------ GIVEN ENTRIES

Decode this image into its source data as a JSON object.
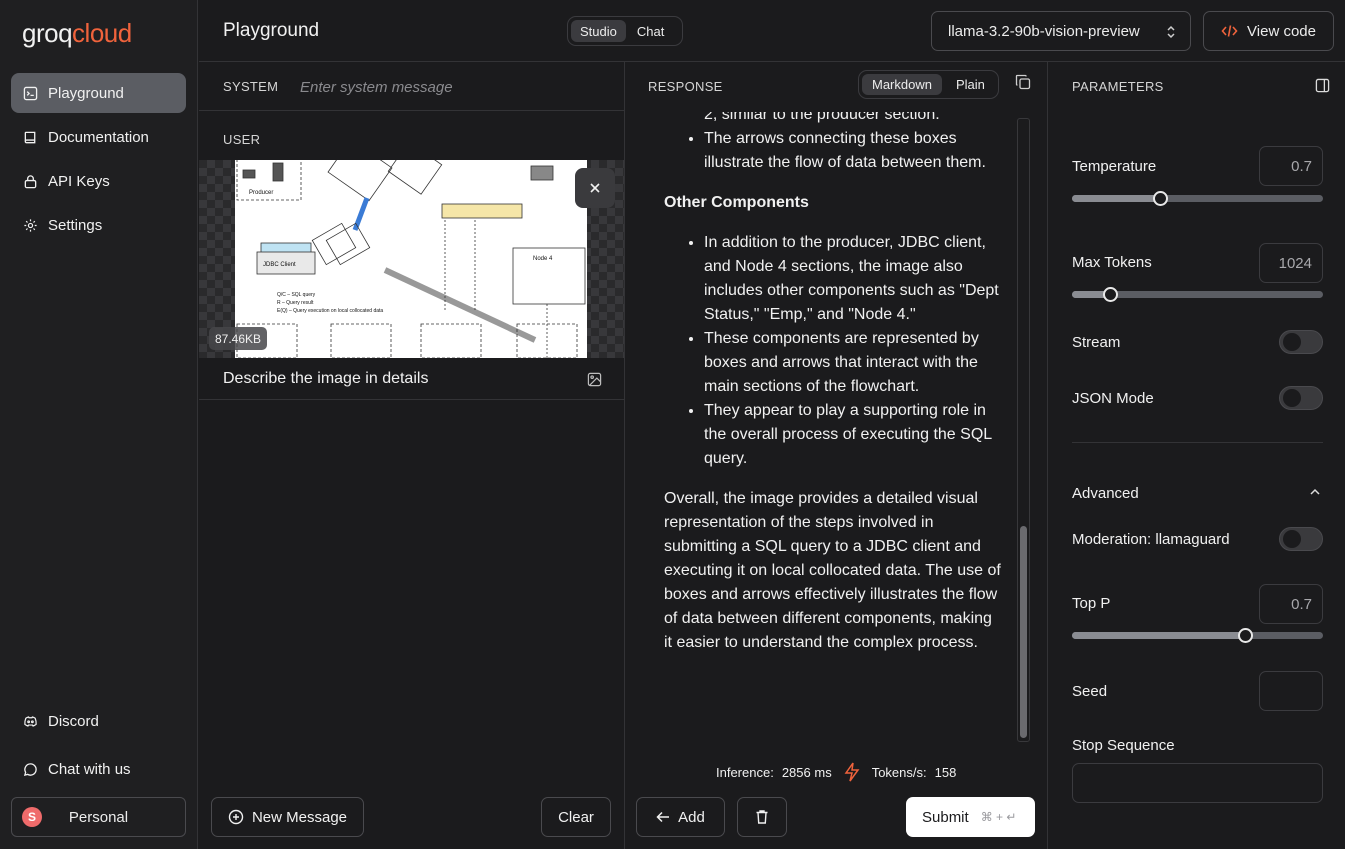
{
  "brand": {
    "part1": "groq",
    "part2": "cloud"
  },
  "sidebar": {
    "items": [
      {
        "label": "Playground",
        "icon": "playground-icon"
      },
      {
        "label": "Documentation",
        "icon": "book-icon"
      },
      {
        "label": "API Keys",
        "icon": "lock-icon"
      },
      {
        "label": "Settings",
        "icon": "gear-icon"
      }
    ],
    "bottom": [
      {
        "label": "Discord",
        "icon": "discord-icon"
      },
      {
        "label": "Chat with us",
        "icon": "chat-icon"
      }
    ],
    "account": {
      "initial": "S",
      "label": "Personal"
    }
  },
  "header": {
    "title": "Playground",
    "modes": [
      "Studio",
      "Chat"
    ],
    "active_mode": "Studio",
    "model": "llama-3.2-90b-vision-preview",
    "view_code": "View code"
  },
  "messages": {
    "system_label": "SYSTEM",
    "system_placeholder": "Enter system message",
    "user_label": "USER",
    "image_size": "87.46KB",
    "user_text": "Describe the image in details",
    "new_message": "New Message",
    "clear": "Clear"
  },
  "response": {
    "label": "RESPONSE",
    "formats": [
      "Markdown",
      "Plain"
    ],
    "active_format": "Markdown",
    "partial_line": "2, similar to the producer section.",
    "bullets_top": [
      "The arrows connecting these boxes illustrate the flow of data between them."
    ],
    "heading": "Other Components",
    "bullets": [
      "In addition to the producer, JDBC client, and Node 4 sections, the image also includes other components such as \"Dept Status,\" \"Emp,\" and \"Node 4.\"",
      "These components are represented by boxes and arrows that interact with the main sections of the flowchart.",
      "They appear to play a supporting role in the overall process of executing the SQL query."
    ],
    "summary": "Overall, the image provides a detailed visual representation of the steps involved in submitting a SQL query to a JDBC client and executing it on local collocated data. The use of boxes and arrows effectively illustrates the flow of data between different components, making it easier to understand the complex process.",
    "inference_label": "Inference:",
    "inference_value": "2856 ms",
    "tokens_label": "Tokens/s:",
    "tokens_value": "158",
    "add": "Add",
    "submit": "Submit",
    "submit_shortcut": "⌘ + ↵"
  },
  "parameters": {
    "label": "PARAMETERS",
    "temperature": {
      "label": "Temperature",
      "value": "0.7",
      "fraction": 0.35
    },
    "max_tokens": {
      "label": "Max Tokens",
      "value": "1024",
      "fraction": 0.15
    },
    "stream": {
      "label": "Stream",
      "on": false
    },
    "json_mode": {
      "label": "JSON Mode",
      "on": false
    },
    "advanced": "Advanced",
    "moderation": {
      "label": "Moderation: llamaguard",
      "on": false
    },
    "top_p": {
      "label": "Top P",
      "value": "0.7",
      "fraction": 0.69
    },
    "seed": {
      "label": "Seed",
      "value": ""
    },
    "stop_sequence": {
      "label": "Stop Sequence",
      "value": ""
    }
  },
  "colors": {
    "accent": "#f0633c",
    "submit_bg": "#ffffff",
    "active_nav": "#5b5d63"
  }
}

------------
------ GIVEN ENTRIES

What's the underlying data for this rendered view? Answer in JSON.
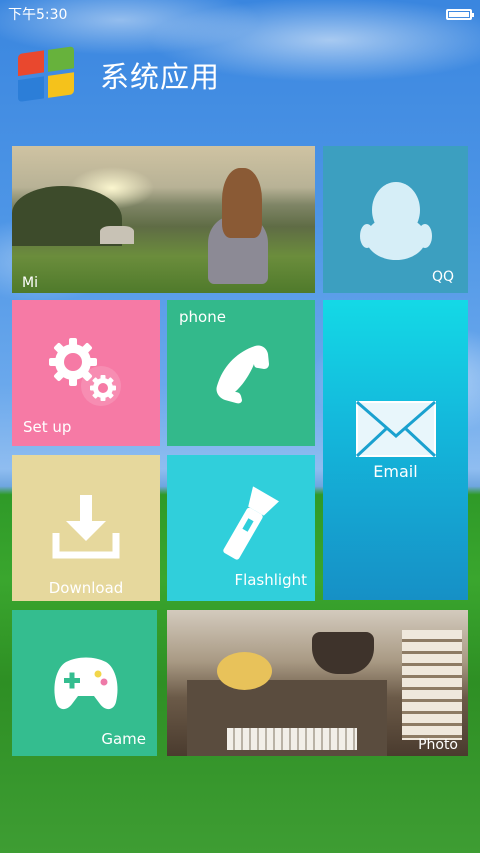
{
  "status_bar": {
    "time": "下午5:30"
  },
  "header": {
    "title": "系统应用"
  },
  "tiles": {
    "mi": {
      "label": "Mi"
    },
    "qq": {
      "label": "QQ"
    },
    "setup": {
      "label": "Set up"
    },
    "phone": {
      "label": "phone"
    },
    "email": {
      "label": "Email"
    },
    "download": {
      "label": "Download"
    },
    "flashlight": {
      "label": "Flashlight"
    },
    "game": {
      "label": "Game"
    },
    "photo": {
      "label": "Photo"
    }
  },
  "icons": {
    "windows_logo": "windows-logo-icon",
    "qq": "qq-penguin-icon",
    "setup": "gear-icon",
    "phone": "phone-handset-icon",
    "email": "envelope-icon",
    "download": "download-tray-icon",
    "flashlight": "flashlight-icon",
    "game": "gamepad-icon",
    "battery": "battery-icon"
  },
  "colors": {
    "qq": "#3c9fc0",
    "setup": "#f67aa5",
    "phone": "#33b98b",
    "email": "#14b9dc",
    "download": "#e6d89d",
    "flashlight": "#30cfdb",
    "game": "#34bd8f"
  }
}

------------
------ GIVEN ENTRIES

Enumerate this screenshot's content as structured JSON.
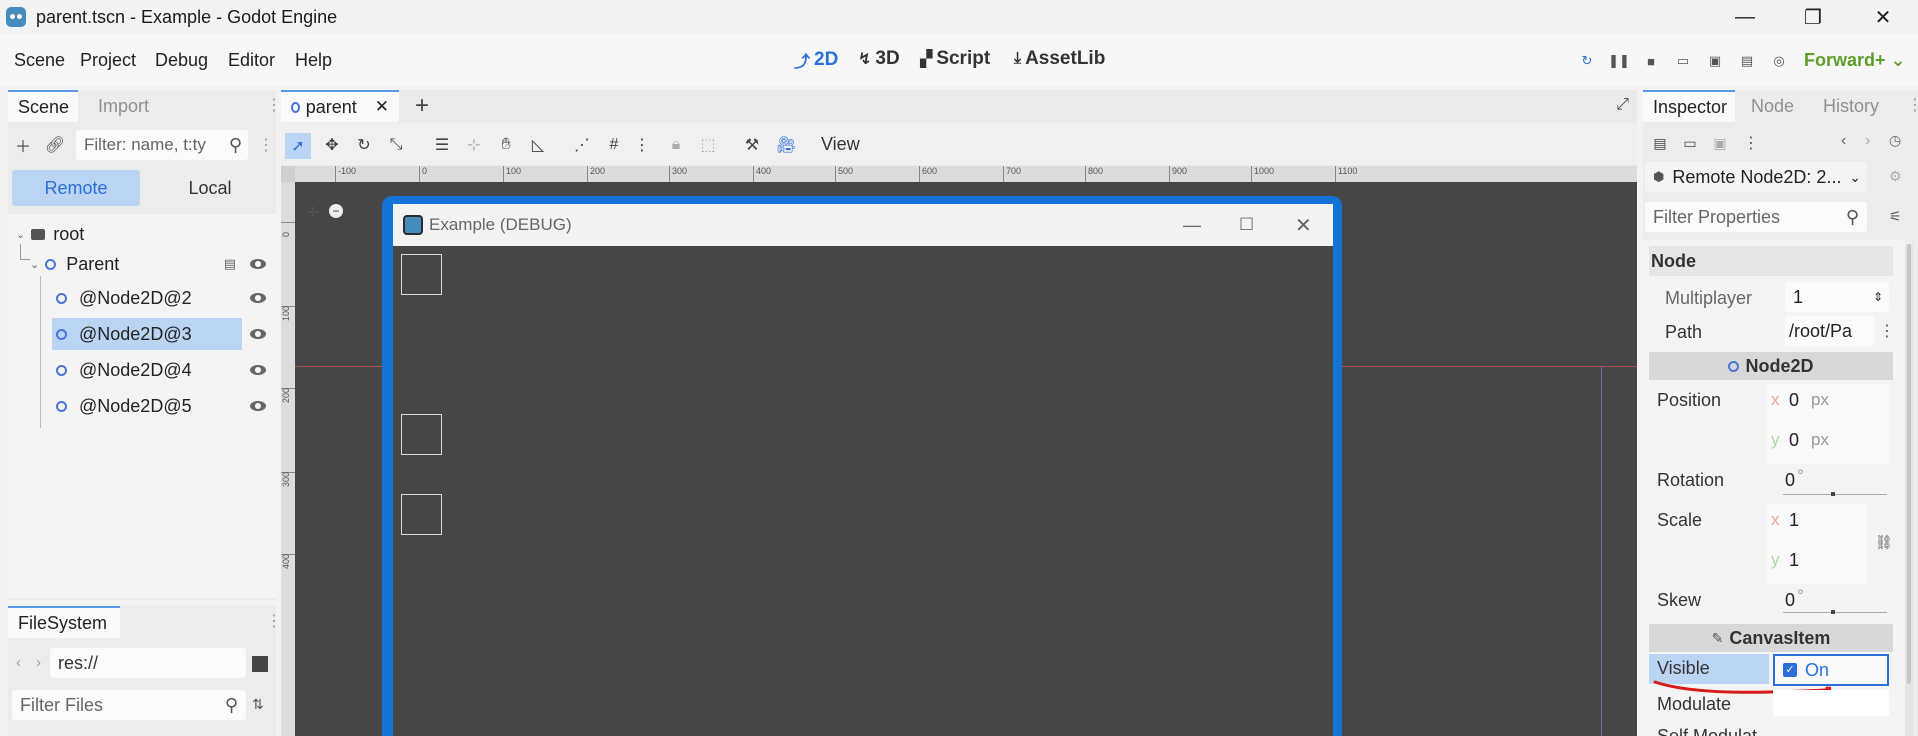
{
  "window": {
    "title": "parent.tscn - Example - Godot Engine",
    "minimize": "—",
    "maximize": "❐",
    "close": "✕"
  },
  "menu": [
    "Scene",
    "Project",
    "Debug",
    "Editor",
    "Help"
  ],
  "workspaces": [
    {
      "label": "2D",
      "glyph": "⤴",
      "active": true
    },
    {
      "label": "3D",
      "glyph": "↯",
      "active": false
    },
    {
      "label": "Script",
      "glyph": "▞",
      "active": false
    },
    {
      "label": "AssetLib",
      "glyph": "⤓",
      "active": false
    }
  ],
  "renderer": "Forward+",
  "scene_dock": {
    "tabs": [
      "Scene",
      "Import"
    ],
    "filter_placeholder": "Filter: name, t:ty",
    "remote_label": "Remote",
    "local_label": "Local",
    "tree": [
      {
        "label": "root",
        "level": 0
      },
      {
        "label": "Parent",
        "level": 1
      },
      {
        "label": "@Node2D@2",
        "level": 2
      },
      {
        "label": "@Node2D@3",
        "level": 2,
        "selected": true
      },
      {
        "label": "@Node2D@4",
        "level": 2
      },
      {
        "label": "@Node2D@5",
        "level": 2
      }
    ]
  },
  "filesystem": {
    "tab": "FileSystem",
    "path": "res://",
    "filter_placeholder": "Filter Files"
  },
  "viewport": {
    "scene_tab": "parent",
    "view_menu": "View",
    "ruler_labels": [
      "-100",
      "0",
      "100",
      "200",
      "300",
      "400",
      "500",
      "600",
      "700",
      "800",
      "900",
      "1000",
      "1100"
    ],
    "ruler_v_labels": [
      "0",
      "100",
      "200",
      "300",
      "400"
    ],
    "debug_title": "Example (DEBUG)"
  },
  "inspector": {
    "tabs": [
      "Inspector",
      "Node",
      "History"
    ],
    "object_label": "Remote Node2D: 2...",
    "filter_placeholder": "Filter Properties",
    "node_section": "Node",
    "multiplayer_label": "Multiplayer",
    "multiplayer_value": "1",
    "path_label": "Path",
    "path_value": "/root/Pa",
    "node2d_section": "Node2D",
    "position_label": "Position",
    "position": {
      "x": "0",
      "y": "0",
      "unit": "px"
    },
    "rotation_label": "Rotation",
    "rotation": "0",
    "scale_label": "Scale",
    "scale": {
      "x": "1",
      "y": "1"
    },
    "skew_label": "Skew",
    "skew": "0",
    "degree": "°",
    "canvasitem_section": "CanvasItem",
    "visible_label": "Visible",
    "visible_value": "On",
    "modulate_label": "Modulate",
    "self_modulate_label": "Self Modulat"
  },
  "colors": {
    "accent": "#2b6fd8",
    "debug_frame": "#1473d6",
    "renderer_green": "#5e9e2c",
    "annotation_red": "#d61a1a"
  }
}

------------

*WHAT YOU HAVE TO DO*
Gather each line of the listing that holds the string "data".

*FINAL RESULT*
Decode this image into its source data as a JSON object.
      "The arrows connecting these boxes illustrate the flow of data between them."
    "summary": "Overall, the image provides a detailed visual representation of the steps involved in submitting a SQL query to a JDBC client and executing it on local collocated data. The use of boxes and arrows effectively illustrates the flow of data between different components, making it easier to understand the complex process.",
What's the underlying data for this rendered view? Answer in JSON.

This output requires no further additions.